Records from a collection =
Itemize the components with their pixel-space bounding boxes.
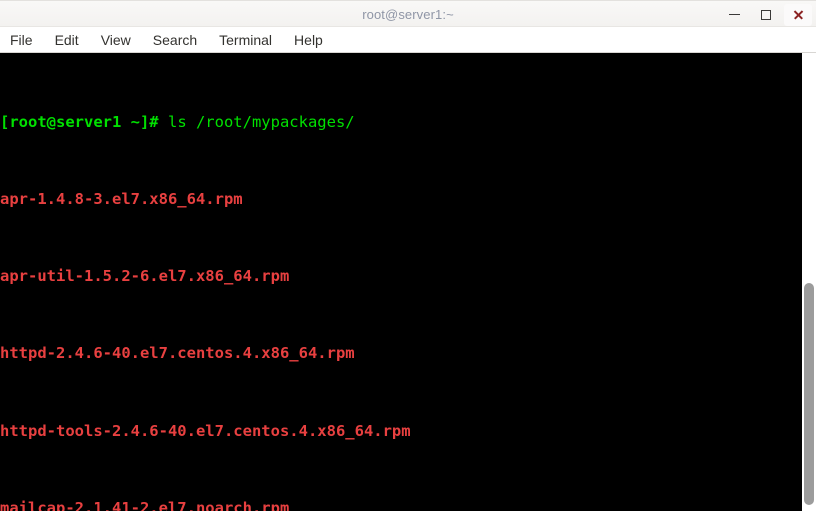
- shell-prompt: [root@server1 ~]#: [0, 112, 168, 131]
- maximize-icon: [761, 9, 771, 20]
- menu-item-edit[interactable]: Edit: [55, 32, 79, 48]
- shell-command: ls /root/mypackages/: [167, 112, 355, 131]
- terminal-window: root@server1:~ File Edit View Search Ter…: [0, 0, 816, 511]
- output-filename: mailcap-2.1.41-2.el7.noarch.rpm: [0, 498, 290, 511]
- close-button[interactable]: [784, 3, 812, 26]
- menu-item-file[interactable]: File: [10, 32, 33, 48]
- output-filename: apr-1.4.8-3.el7.x86_64.rpm: [0, 190, 243, 209]
- menu-item-view[interactable]: View: [101, 32, 131, 48]
- output-filename: apr-util-1.5.2-6.el7.x86_64.rpm: [0, 267, 290, 286]
- output-filename: httpd-2.4.6-40.el7.centos.4.x86_64.rpm: [0, 344, 355, 363]
- scrollbar-thumb[interactable]: [804, 283, 814, 505]
- terminal-line: [root@server1 ~]# ls /root/mypackages/: [0, 113, 802, 132]
- terminal-text-buffer: [root@server1 ~]# ls /root/mypackages/ a…: [0, 55, 802, 511]
- terminal-line: apr-1.4.8-3.el7.x86_64.rpm: [0, 190, 802, 209]
- menu-item-search[interactable]: Search: [153, 32, 197, 48]
- scrollbar-track[interactable]: [802, 53, 816, 511]
- title-bar: root@server1:~: [0, 0, 816, 27]
- menu-item-terminal[interactable]: Terminal: [219, 32, 272, 48]
- window-controls: [716, 1, 812, 28]
- menu-item-help[interactable]: Help: [294, 32, 323, 48]
- menu-bar: File Edit View Search Terminal Help: [0, 27, 816, 53]
- terminal-screen[interactable]: [root@server1 ~]# ls /root/mypackages/ a…: [0, 53, 802, 511]
- close-icon: [793, 9, 804, 20]
- terminal-line: httpd-2.4.6-40.el7.centos.4.x86_64.rpm: [0, 344, 802, 363]
- maximize-button[interactable]: [752, 4, 780, 26]
- terminal-line: mailcap-2.1.41-2.el7.noarch.rpm: [0, 499, 802, 511]
- terminal-line: apr-util-1.5.2-6.el7.x86_64.rpm: [0, 267, 802, 286]
- output-filename: httpd-tools-2.4.6-40.el7.centos.4.x86_64…: [0, 421, 411, 440]
- minimize-icon: [728, 14, 740, 15]
- minimize-button[interactable]: [720, 4, 748, 26]
- window-title: root@server1:~: [362, 7, 454, 22]
- terminal-line: httpd-tools-2.4.6-40.el7.centos.4.x86_64…: [0, 422, 802, 441]
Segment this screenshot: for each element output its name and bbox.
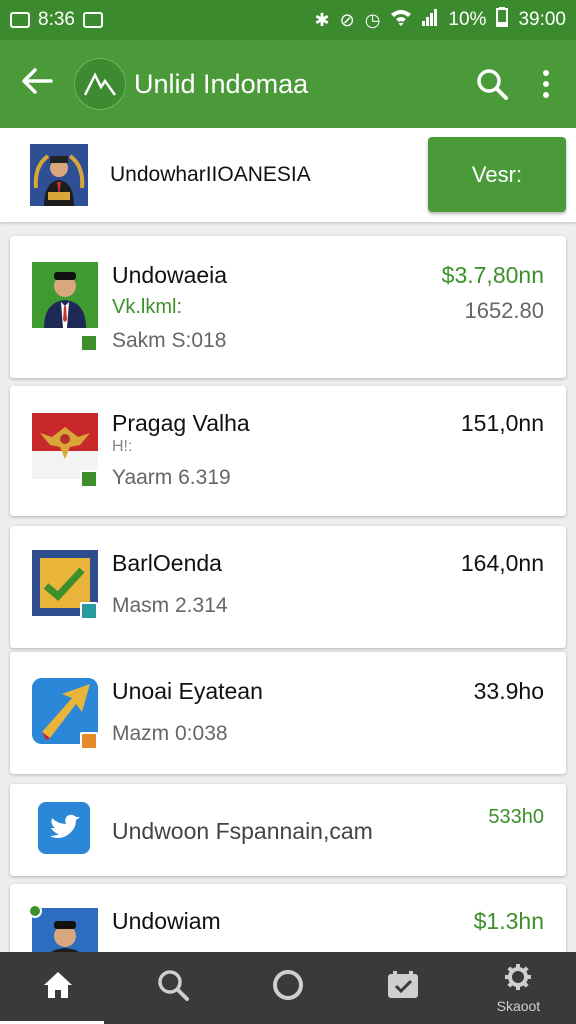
profile-name: UndowharIIOANESIA — [110, 163, 311, 186]
growth-badge-icon — [80, 470, 98, 488]
item-amount: 164,0nn — [460, 550, 544, 576]
item-meta: Masm 2.314 — [112, 594, 228, 617]
inbox-check-icon — [386, 970, 420, 1005]
search-icon — [157, 969, 189, 1006]
list-item[interactable]: Unoai Eyatean Mazm 0:038 33.9ho — [10, 652, 566, 774]
item-meta: Yaarm 6.319 — [112, 466, 231, 489]
item-amount: 33.9ho — [473, 678, 544, 704]
battery-percent: 10% — [448, 9, 487, 30]
list-item[interactable]: Undowaeia Vk.lkml: Sakm S:018 $3.7,80nn … — [10, 236, 566, 378]
item-amount: $1.3hn — [473, 908, 544, 934]
bird-app-icon — [38, 802, 90, 854]
bottom-navigation: Skaoot — [0, 952, 576, 1024]
nav-settings[interactable]: Skaoot — [461, 952, 576, 1024]
no-sim-icon: ⊘ — [339, 9, 355, 30]
app-title: Unlid Indomaa — [134, 68, 309, 99]
profile-header: UndowharIIOANESIA Vesr: — [0, 128, 576, 222]
status-time-left: 8:36 — [38, 9, 75, 30]
nav-home[interactable] — [0, 952, 115, 1024]
item-amount-secondary: 1652.80 — [464, 298, 544, 323]
list-item[interactable]: Undwoon Fspannain,cam 533h0 — [10, 784, 566, 876]
item-name: Undwoon Fspannain,cam — [112, 818, 373, 844]
signal-icon — [422, 8, 438, 32]
app-notification-icon — [82, 12, 103, 28]
item-subtitle: H!: — [112, 438, 133, 455]
item-name: Undowiam — [112, 908, 221, 934]
item-subtitle: Vk.lkml: — [112, 296, 182, 318]
item-amount: 151,0nn — [460, 410, 544, 436]
verified-badge-icon — [28, 904, 42, 918]
gallery-notification-icon — [10, 12, 30, 28]
list-item[interactable]: BarlOenda Masm 2.314 164,0nn — [10, 526, 566, 648]
status-time-right: 39:00 — [518, 9, 566, 30]
app-bar: Unlid Indomaa — [0, 40, 576, 128]
nav-label: Skaoot — [496, 997, 541, 1014]
app-logo-icon — [74, 58, 126, 110]
circle-icon — [271, 968, 305, 1007]
alarm-icon: ◷ — [364, 9, 381, 30]
nav-search[interactable] — [115, 952, 230, 1024]
nav-circle[interactable] — [230, 952, 345, 1024]
item-thumbnail — [32, 262, 98, 328]
download-badge-icon — [80, 334, 98, 352]
item-name: Undowaeia — [112, 262, 228, 288]
item-name: Pragag Valha — [112, 410, 250, 436]
home-icon — [42, 970, 74, 1005]
view-button[interactable]: Vesr: — [428, 137, 566, 212]
item-meta: Mazm 0:038 — [112, 722, 228, 745]
list-item[interactable]: Pragag Valha H!: Yaarm 6.319 151,0nn — [10, 386, 566, 516]
search-icon[interactable] — [468, 68, 516, 100]
settings-icon — [504, 963, 532, 996]
item-amount: 533h0 — [488, 806, 544, 828]
lock-badge-icon — [80, 732, 98, 750]
share-badge-icon — [80, 602, 98, 620]
wifi-icon — [390, 8, 412, 32]
item-meta: Sakm S:018 — [112, 329, 227, 352]
battery-icon — [496, 7, 509, 33]
item-name: BarlOenda — [112, 550, 222, 576]
avatar[interactable] — [30, 144, 88, 206]
vibrate-icon: ✱ — [314, 9, 330, 30]
item-name: Unoai Eyatean — [112, 678, 263, 704]
nav-inbox[interactable] — [346, 952, 461, 1024]
more-vert-icon[interactable] — [516, 70, 576, 98]
back-arrow-icon[interactable] — [0, 67, 74, 101]
item-amount: $3.7,80nn — [441, 262, 544, 288]
status-bar: 8:36 ✱ ⊘ ◷ 10% 39:00 — [0, 0, 576, 40]
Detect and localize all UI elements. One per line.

WHAT YOU ARE ASKED TO DO = Reproduce all of the data above word for word, leaving out the pictures.

TASK RESPONSE =
Itemize the components with their pixel-space bounding boxes.
- shell-prompt: [root@server1 ~]#: [0, 112, 168, 131]
- maximize-icon: [761, 9, 771, 20]
- menu-item-edit[interactable]: Edit: [55, 32, 79, 48]
- shell-command: ls /root/mypackages/: [167, 112, 355, 131]
- terminal-window: root@server1:~ File Edit View Search Ter…: [0, 0, 816, 511]
- output-filename: mailcap-2.1.41-2.el7.noarch.rpm: [0, 498, 290, 511]
- close-button[interactable]: [784, 3, 812, 26]
- menu-item-file[interactable]: File: [10, 32, 33, 48]
- output-filename: apr-1.4.8-3.el7.x86_64.rpm: [0, 190, 243, 209]
- menu-item-view[interactable]: View: [101, 32, 131, 48]
- output-filename: apr-util-1.5.2-6.el7.x86_64.rpm: [0, 267, 290, 286]
- output-filename: httpd-2.4.6-40.el7.centos.4.x86_64.rpm: [0, 344, 355, 363]
- scrollbar-thumb[interactable]: [804, 283, 814, 505]
- terminal-line: [root@server1 ~]# ls /root/mypackages/: [0, 113, 802, 132]
- terminal-text-buffer: [root@server1 ~]# ls /root/mypackages/ a…: [0, 55, 802, 511]
- terminal-line: apr-1.4.8-3.el7.x86_64.rpm: [0, 190, 802, 209]
- menu-item-search[interactable]: Search: [153, 32, 197, 48]
- scrollbar-track[interactable]: [802, 53, 816, 511]
- title-bar: root@server1:~: [0, 0, 816, 27]
- menu-item-terminal[interactable]: Terminal: [219, 32, 272, 48]
- window-controls: [716, 1, 812, 28]
- menu-item-help[interactable]: Help: [294, 32, 323, 48]
- menu-bar: File Edit View Search Terminal Help: [0, 27, 816, 53]
- terminal-screen[interactable]: [root@server1 ~]# ls /root/mypackages/ a…: [0, 53, 802, 511]
- close-icon: [793, 9, 804, 20]
- terminal-line: httpd-2.4.6-40.el7.centos.4.x86_64.rpm: [0, 344, 802, 363]
- maximize-button[interactable]: [752, 4, 780, 26]
- terminal-line: mailcap-2.1.41-2.el7.noarch.rpm: [0, 499, 802, 511]
- terminal-line: apr-util-1.5.2-6.el7.x86_64.rpm: [0, 267, 802, 286]
- output-filename: httpd-tools-2.4.6-40.el7.centos.4.x86_64…: [0, 421, 411, 440]
- minimize-icon: [728, 14, 740, 15]
- minimize-button[interactable]: [720, 4, 748, 26]
- window-title: root@server1:~: [362, 7, 454, 22]
- terminal-line: httpd-tools-2.4.6-40.el7.centos.4.x86_64…: [0, 422, 802, 441]
Segment this screenshot: for each element output its name and bbox.
profile-name: UndowharIIOANESIA — [110, 163, 311, 186]
growth-badge-icon — [80, 470, 98, 488]
item-amount: 164,0nn — [460, 550, 544, 576]
item-meta: Masm 2.314 — [112, 594, 228, 617]
inbox-check-icon — [386, 970, 420, 1005]
search-icon — [157, 969, 189, 1006]
list-item[interactable]: Unoai Eyatean Mazm 0:038 33.9ho — [10, 652, 566, 774]
item-meta: Yaarm 6.319 — [112, 466, 231, 489]
item-amount: 33.9ho — [473, 678, 544, 704]
battery-percent: 10% — [448, 9, 487, 30]
list-item[interactable]: Undowaeia Vk.lkml: Sakm S:018 $3.7,80nn … — [10, 236, 566, 378]
item-amount: $1.3hn — [473, 908, 544, 934]
bird-app-icon — [38, 802, 90, 854]
bottom-navigation: Skaoot — [0, 952, 576, 1024]
nav-settings[interactable]: Skaoot — [461, 952, 576, 1024]
no-sim-icon: ⊘ — [339, 9, 355, 30]
app-title: Unlid Indomaa — [134, 68, 309, 99]
profile-header: UndowharIIOANESIA Vesr: — [0, 128, 576, 222]
status-time-left: 8:36 — [38, 9, 75, 30]
nav-home[interactable] — [0, 952, 115, 1024]
item-amount-secondary: 1652.80 — [464, 298, 544, 323]
list-item[interactable]: Undwoon Fspannain,cam 533h0 — [10, 784, 566, 876]
item-name: Undwoon Fspannain,cam — [112, 818, 373, 844]
signal-icon — [422, 8, 438, 32]
app-notification-icon — [82, 12, 103, 28]
item-subtitle: H!: — [112, 438, 133, 455]
item-name: Undowiam — [112, 908, 221, 934]
item-subtitle: Vk.lkml: — [112, 296, 182, 318]
item-amount: 151,0nn — [460, 410, 544, 436]
verified-badge-icon — [28, 904, 42, 918]
gallery-notification-icon — [10, 12, 30, 28]
list-item[interactable]: BarlOenda Masm 2.314 164,0nn — [10, 526, 566, 648]
status-time-right: 39:00 — [518, 9, 566, 30]
app-bar: Unlid Indomaa — [0, 40, 576, 128]
nav-label: Skaoot — [496, 997, 541, 1014]
app-logo-icon — [74, 58, 126, 110]
circle-icon — [271, 968, 305, 1007]
alarm-icon: ◷ — [364, 9, 381, 30]
nav-search[interactable] — [115, 952, 230, 1024]
nav-circle[interactable] — [230, 952, 345, 1024]
item-thumbnail — [32, 262, 98, 328]
download-badge-icon — [80, 334, 98, 352]
item-name: Undowaeia — [112, 262, 228, 288]
item-name: Pragag Valha — [112, 410, 250, 436]
home-icon — [42, 970, 74, 1005]
view-button[interactable]: Vesr: — [428, 137, 566, 212]
item-meta: Mazm 0:038 — [112, 722, 228, 745]
list-item[interactable]: Pragag Valha H!: Yaarm 6.319 151,0nn — [10, 386, 566, 516]
search-icon[interactable] — [468, 68, 516, 100]
settings-icon — [504, 963, 532, 996]
item-amount: 533h0 — [488, 806, 544, 828]
lock-badge-icon — [80, 732, 98, 750]
share-badge-icon — [80, 602, 98, 620]
wifi-icon — [390, 8, 412, 32]
item-meta: Sakm S:018 — [112, 329, 227, 352]
battery-icon — [496, 7, 509, 33]
item-name: BarlOenda — [112, 550, 222, 576]
avatar[interactable] — [30, 144, 88, 206]
vibrate-icon: ✱ — [314, 9, 330, 30]
item-name: Unoai Eyatean — [112, 678, 263, 704]
nav-inbox[interactable] — [346, 952, 461, 1024]
more-vert-icon[interactable] — [516, 70, 576, 98]
back-arrow-icon[interactable] — [0, 67, 74, 101]
item-amount: $3.7,80nn — [441, 262, 544, 288]
status-bar: 8:36 ✱ ⊘ ◷ 10% 39:00 — [0, 0, 576, 40]
Detect and localize all UI elements. One per line.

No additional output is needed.